--- START OF Text to read ---

Details

Reviewers

mjg
markj
jeff

Commits

rS364289: VMIO reads: enable for UFS
rS364288: VMIO reads: enable for nullfs upper vnode if the lower vnode supports it.
rS364287: VMIO read
rS364286: vm_object: allow paging_in_progress to be acquired after object termination.
rS364285: Atomically update vm_object vnp_size, where atomic is available.

Summary

If possible, i.e. if the requested range is resident valid in the vm object queue, and some secondary conditions hold, copy data for read(2) directly from the valid cached pages, avoiding vnode lock and instantiating buffers. I intentionally do not start read-ahead, nor handle the advises on the cached range.

It is only enabled for UFS right now. Tmpfs does not save file size in the swap object so I cannot clip at EOF. In principle this can work for ZFS.

--- END OF Text to read ---
--- START OF Information supplied ---

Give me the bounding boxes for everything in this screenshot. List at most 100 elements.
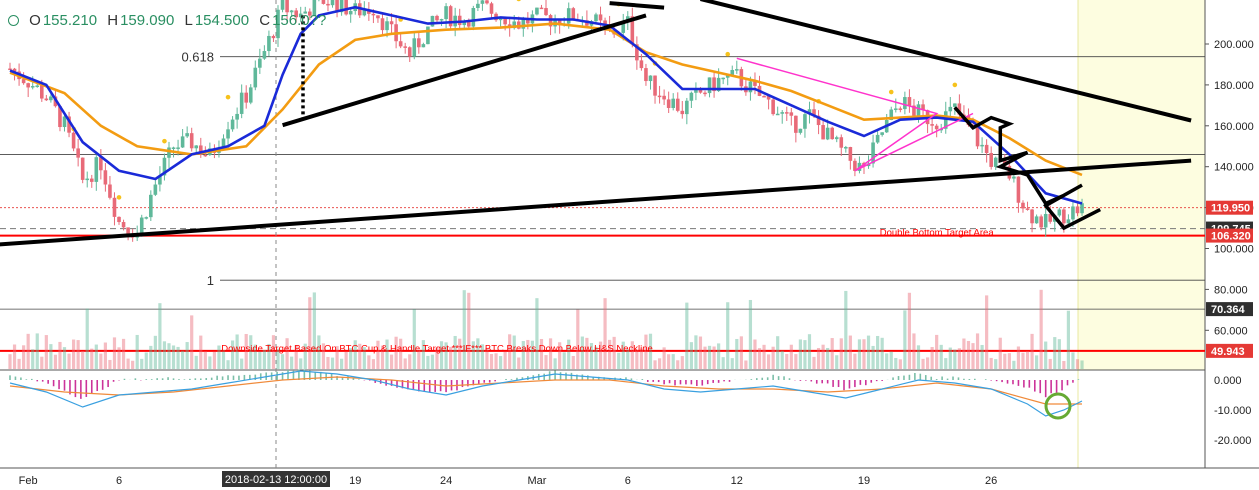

--- END OF Information supplied ---

Given task 1: In the VMIO reads review, rewrite the passage from "rS364287: VMIO read" up to and including "the cached range.", substituting "prefetching" for "read-ahead".
Given task 2: Carry the VMIO reads review forward from its final sentence.

Reply 1:
rS364287: VMIO read
rS364286: vm_object: allow paging_in_progress to be acquired after object termination.
rS364285: Atomically update vm_object vnp_size, where atomic is available.

Summary

If possible, i.e. if the requested range is resident valid in the vm object queue, and some secondary conditions hold, copy data for read(2) directly from the valid cached pages, avoiding vnode lock and instantiating buffers. I intentionally do not start prefetching, nor handle the advises on the cached range.

Reply 2:
Sample on 2.5G file read, first read is for guaranteed uncached file from spinning disk:

root@:/ # umount /mnt
root@:/ # mount -r /dev/da0p2 /mnt
root@:/ # sysctl debug.vn_io_pgcache_read_enable=0
debug.vn_io_pgcache_read_enable: 0 -> 0
root@:/ # time dd if=/mnt/work/kernbuild.stacks of=/dev/zero
5256686+1 records in
5256686+1 records out
2691423676 bytes transferred in 19.233627 secs (139933240 bytes/sec)
       19.25 real         1.58 user        16.58 sys
root@:/ # time dd if=/mnt/work/kernbuild.stacks of=/dev/zero
5256686+1 records in
5256686+1 records out
2691423676 bytes transferred in 17.040581 secs (157942009 bytes/sec)
       17.04 real         1.77 user        15.27 sys
root@:/ # time dd if=/mnt/work/kernbuild.stacks of=/dev/zero
5256686+1 records in
5256686+1 records out
2691423676 bytes transferred in 16.993587 secs (158378784 bytes/sec)
       16.99 real         1.89 user        15.09 sys
root@:/ # umount /mnt
root@:/ # mount -r /dev/da0p2 /mnt
root@:/ # sysctl debug.vn_io_pgcache_read_enable=1
debug.vn_io_pgcache_read_enable: 0 -> 1
root@:/ # time dd if=/mnt/work/kernbuild.stacks of=/dev/zero
5256686+1 records in
5256686+1 records out
2691423676 bytes transferred in 18.191389 secs (147950421 bytes/sec)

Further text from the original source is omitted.